-------- INPUT RECORDS --------

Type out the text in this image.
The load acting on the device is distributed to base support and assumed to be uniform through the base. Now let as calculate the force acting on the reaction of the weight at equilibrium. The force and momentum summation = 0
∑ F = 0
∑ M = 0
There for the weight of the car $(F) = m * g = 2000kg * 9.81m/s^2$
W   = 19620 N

--------
-------- INPUT RECORDS --------

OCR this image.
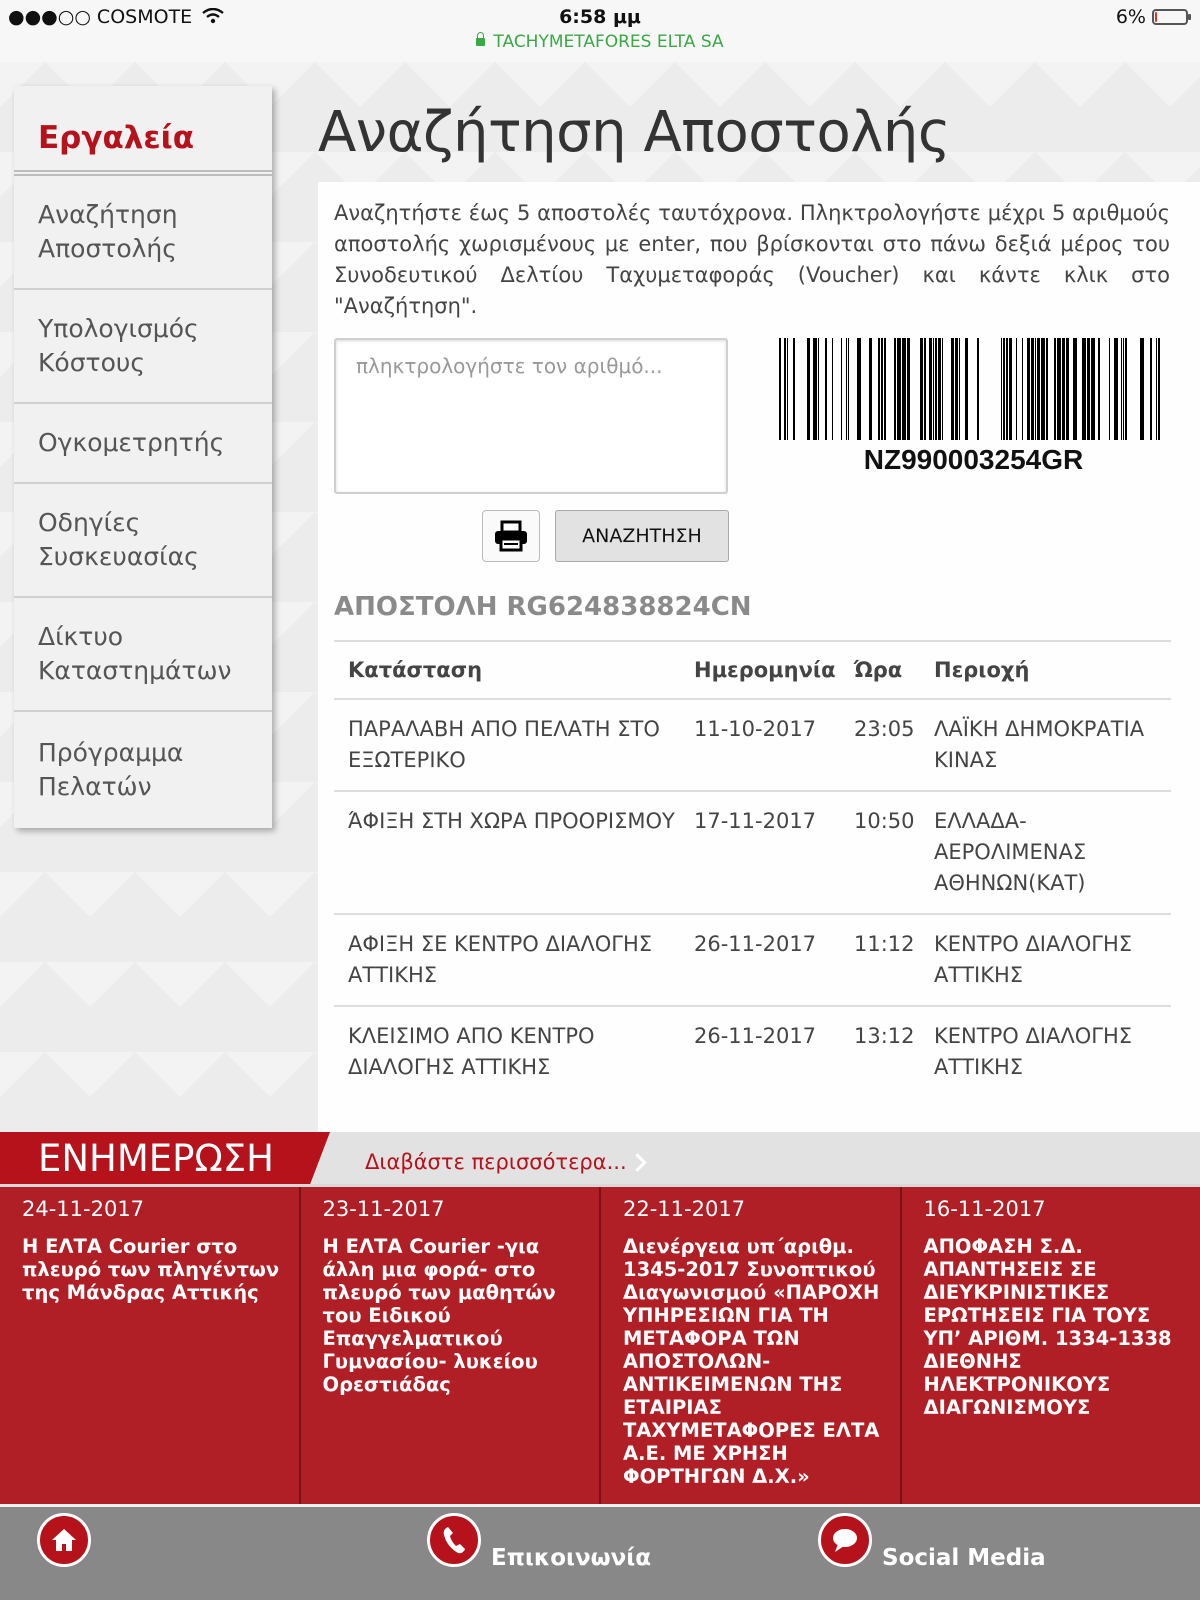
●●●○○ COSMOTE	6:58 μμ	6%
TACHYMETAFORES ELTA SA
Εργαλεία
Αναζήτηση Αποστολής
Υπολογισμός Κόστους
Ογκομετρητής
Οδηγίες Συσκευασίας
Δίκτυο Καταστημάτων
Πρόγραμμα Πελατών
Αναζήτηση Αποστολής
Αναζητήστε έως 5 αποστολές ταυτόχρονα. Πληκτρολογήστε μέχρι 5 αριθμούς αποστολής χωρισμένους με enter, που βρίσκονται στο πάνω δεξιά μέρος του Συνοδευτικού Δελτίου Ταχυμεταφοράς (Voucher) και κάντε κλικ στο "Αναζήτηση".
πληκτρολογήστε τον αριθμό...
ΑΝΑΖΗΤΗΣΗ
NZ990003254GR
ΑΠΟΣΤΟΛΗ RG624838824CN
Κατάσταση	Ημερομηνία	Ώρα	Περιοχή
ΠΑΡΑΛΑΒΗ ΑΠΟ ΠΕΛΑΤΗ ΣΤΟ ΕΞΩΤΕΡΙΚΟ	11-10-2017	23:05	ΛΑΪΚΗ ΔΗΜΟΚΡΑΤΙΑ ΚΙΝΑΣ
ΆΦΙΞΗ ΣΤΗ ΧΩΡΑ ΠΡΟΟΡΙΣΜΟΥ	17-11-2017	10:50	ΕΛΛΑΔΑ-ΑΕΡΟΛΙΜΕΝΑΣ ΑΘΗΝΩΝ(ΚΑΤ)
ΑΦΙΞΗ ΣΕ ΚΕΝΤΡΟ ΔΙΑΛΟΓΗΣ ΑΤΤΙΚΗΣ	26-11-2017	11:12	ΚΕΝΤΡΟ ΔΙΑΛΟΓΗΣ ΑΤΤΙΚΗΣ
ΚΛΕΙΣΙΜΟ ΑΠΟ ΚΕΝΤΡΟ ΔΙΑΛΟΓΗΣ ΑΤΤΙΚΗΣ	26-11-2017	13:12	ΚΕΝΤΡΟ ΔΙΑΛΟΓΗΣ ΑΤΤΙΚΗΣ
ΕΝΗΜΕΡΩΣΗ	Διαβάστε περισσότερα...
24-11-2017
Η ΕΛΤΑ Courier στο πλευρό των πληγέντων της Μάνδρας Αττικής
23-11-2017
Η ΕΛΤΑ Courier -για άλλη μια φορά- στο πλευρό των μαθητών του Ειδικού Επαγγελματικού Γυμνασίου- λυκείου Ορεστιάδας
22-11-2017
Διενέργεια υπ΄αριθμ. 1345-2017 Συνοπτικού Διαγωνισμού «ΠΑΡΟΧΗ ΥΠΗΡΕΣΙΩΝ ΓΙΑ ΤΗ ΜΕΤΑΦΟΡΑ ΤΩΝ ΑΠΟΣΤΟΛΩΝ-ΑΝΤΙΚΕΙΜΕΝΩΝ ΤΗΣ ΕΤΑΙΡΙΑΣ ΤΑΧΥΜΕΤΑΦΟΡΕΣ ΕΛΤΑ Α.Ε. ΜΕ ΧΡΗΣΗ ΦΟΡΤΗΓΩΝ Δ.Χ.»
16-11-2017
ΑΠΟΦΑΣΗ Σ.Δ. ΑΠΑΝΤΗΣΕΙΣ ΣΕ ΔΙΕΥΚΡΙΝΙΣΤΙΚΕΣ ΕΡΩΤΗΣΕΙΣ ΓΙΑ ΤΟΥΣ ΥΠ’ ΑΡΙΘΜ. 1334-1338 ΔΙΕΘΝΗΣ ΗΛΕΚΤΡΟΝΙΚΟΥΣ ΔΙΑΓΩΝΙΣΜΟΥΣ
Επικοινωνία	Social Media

--------

▸ **EXERCISE REQUIREMENTS**: Locate all lines holding the word "Courier", then copy them out.

▸ **SOLUTION**:
Η ΕΛΤΑ Courier στο πλευρό των πληγέντων της Μάνδρας Αττικής
Η ΕΛΤΑ Courier -για άλλη μια φορά- στο πλευρό των μαθητών του Ειδικού Επαγγελματικού Γυμνασίου- λυκείου Ορεστιάδας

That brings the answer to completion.